Copy out all lines carrying the word "Támogató".

━━━━━ DATA PROVIDED

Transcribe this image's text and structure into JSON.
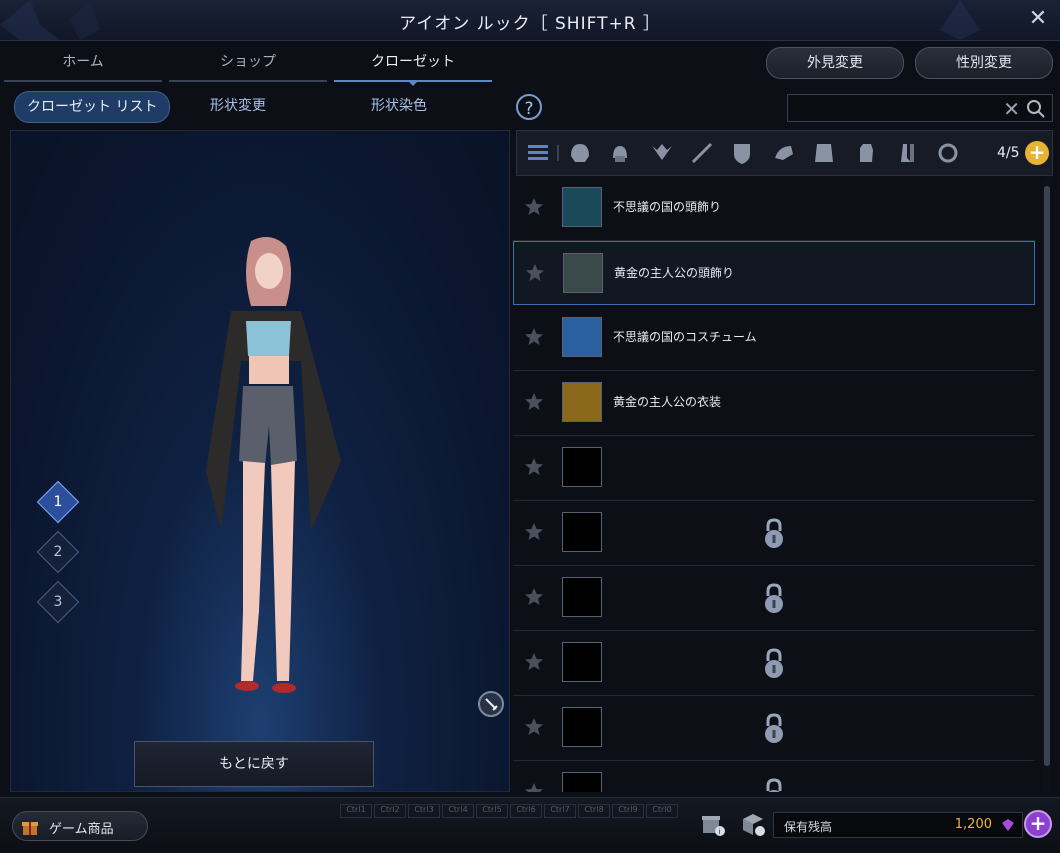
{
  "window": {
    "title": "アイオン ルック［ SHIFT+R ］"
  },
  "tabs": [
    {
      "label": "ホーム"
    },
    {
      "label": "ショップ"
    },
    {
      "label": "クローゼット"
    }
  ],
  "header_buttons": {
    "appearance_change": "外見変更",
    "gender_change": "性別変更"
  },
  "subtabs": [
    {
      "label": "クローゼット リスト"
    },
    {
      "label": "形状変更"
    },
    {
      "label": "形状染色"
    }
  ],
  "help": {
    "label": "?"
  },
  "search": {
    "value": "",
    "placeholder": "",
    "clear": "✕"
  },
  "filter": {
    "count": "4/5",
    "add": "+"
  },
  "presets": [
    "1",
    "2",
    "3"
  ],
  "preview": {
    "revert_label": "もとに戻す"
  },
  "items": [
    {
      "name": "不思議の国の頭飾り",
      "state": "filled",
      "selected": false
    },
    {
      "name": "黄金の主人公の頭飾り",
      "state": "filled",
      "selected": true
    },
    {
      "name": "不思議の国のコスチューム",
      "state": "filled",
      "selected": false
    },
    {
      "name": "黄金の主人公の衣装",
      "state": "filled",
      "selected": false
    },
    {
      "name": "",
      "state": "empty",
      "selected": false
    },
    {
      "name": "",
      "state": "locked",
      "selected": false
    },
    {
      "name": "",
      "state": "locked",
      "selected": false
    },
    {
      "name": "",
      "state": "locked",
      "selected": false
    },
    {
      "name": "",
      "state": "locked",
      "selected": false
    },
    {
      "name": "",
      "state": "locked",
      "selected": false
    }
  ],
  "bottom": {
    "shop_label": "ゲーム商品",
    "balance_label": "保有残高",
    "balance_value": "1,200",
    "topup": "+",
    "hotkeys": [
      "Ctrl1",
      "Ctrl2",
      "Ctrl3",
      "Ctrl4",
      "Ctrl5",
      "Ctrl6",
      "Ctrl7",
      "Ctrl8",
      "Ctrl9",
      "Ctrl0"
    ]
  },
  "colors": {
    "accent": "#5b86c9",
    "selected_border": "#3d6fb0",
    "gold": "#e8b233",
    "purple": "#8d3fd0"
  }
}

━━━━━━━━━━
━━━━━ DATA PROVIDED

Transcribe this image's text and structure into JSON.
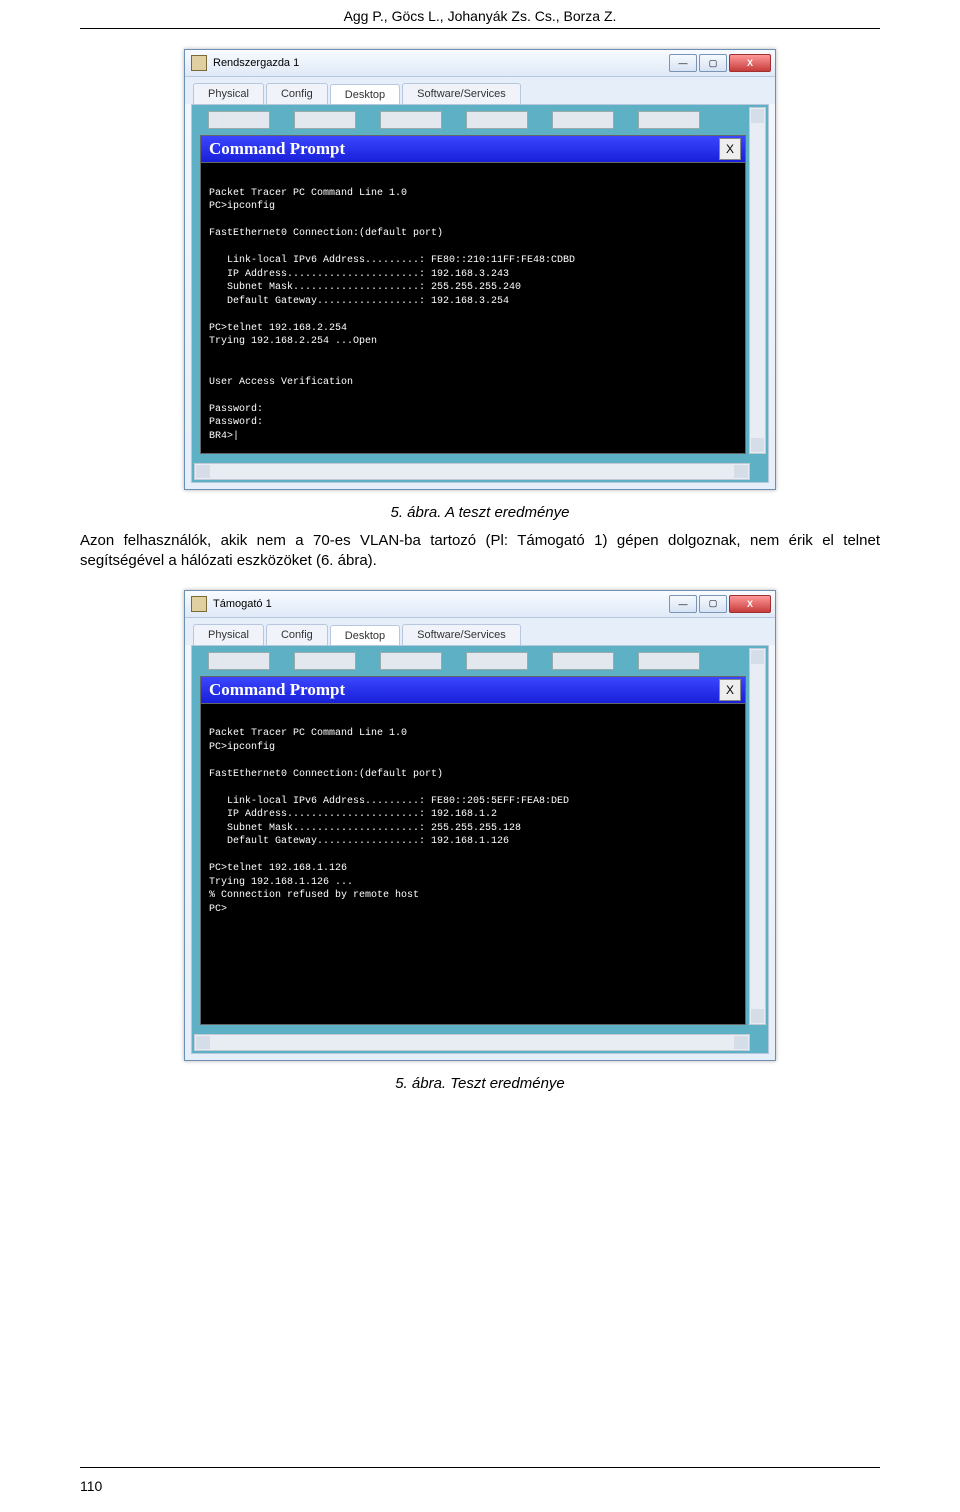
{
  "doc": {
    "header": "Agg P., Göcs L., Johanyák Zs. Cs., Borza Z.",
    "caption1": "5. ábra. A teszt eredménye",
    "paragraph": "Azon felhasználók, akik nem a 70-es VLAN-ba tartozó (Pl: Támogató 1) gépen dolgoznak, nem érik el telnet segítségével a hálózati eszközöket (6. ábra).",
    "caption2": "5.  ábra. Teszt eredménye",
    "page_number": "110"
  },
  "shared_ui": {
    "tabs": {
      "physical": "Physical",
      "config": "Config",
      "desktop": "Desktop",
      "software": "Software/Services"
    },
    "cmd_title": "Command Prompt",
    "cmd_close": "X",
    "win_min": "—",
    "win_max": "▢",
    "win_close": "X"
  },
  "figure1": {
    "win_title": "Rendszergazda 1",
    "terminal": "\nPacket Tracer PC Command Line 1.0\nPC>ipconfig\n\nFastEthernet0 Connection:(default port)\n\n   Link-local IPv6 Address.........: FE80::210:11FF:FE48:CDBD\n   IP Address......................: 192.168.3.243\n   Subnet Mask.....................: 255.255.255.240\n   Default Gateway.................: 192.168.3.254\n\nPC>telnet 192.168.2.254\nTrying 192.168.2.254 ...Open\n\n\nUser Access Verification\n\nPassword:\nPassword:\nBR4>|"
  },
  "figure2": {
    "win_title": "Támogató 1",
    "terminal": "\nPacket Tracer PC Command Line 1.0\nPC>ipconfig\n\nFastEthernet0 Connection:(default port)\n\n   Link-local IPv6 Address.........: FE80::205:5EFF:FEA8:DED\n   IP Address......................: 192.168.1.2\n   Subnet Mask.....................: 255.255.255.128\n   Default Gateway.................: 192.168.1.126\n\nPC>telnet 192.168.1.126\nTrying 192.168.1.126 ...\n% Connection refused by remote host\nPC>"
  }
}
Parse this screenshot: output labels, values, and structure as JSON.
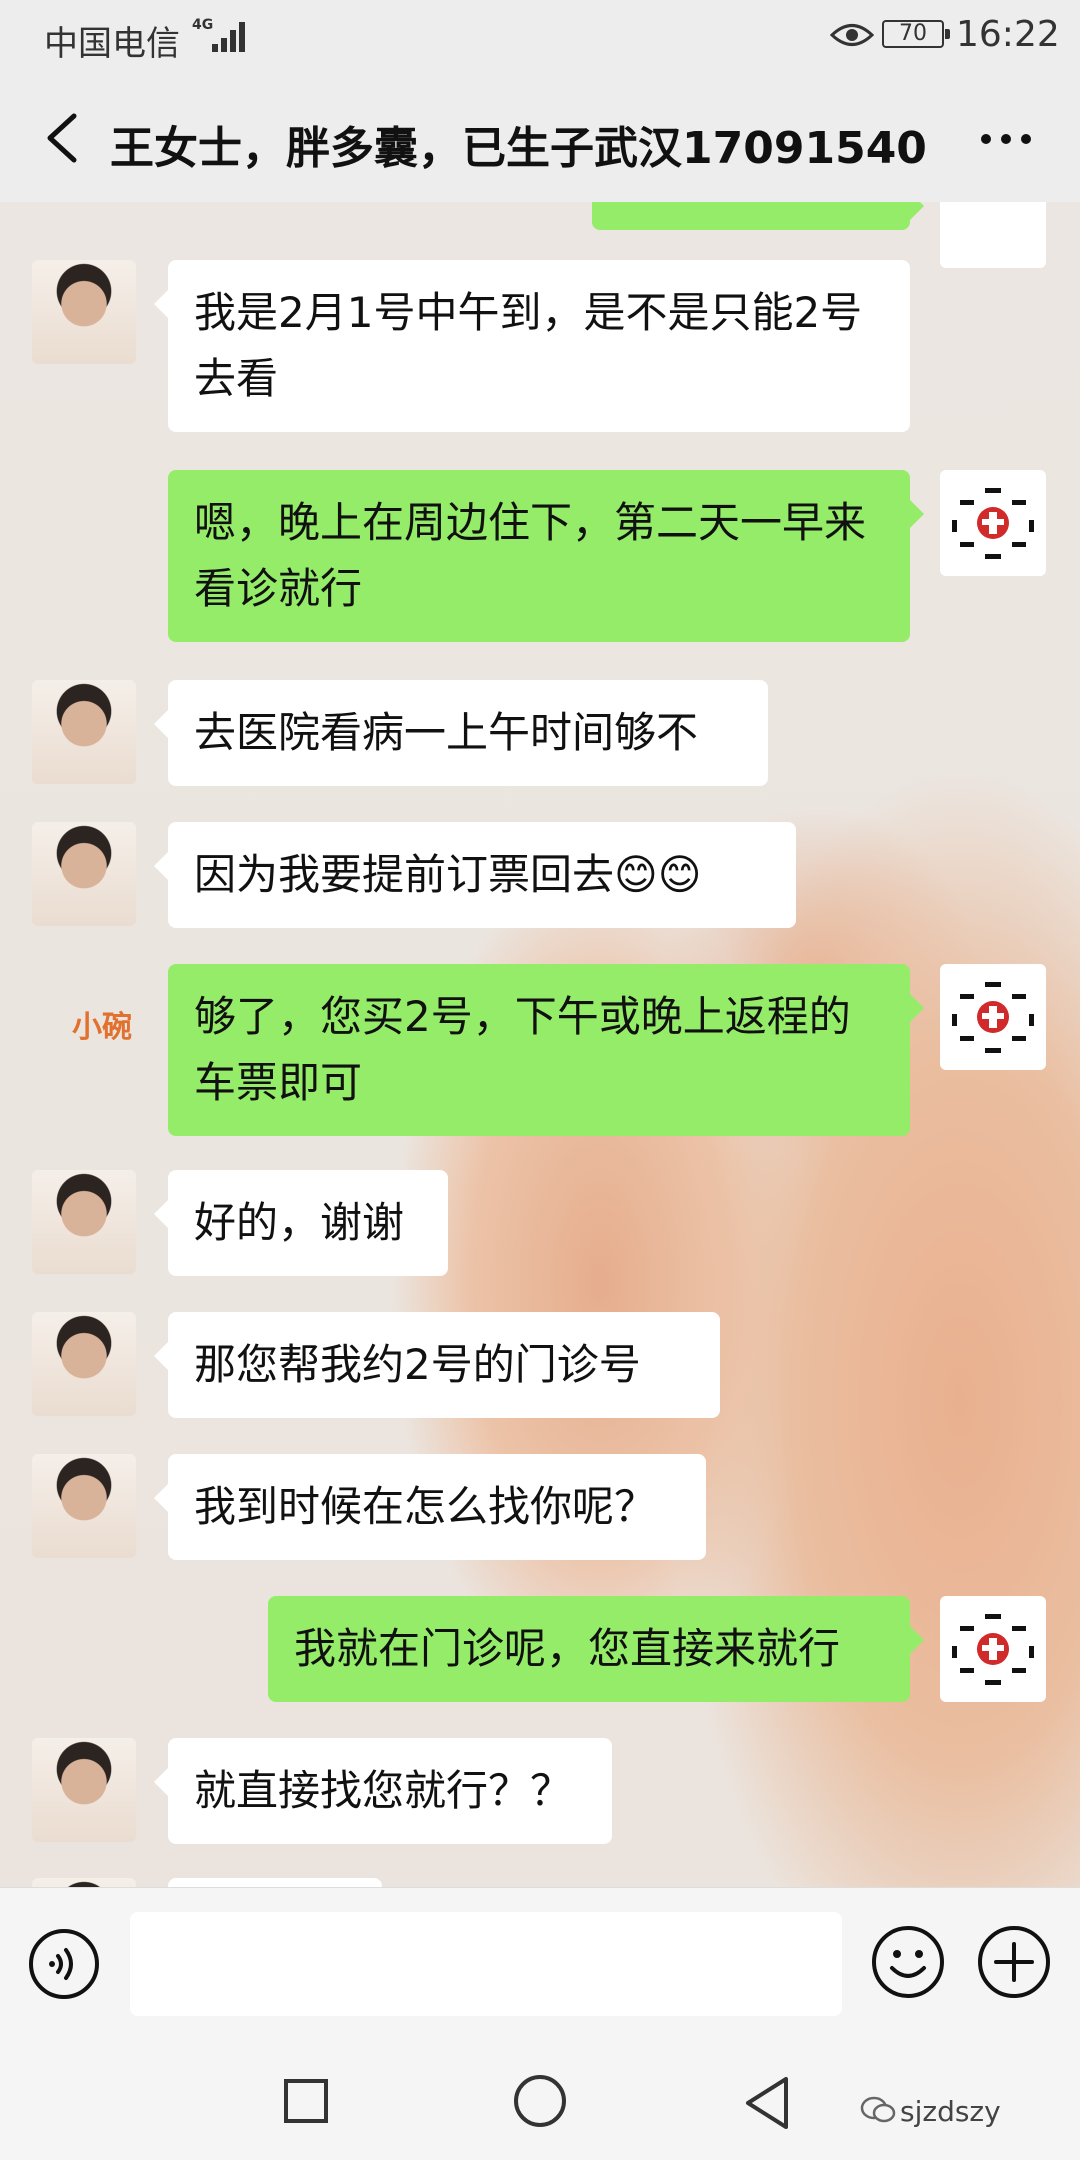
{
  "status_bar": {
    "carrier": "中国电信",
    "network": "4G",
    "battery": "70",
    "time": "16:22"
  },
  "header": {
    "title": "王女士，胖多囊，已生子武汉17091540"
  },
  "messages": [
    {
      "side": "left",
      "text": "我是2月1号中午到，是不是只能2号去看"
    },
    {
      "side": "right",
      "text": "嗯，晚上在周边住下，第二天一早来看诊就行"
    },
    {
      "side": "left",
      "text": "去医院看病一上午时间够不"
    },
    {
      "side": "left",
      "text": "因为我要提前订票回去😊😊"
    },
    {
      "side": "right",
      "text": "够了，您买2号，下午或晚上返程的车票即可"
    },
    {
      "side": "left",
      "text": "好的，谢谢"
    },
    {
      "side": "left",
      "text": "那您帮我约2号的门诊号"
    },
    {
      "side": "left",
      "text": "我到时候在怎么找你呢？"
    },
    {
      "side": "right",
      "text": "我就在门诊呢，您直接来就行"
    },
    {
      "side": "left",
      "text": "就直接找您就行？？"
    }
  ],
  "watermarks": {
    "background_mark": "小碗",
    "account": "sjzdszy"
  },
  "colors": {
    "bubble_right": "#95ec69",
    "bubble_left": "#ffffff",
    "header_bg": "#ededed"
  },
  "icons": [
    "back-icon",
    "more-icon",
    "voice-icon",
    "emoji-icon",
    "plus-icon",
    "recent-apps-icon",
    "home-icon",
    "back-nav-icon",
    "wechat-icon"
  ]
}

━━━━━━━━━━

**PROBLEM SOLUTION:**
    "paragraph": "Azon felhasználók, akik nem a 70-es VLAN-ba tartozó (Pl: Támogató 1) gépen dolgoznak, nem érik el telnet segítségével a hálózati eszközöket (6. ábra).",
    "win_title": "Támogató 1",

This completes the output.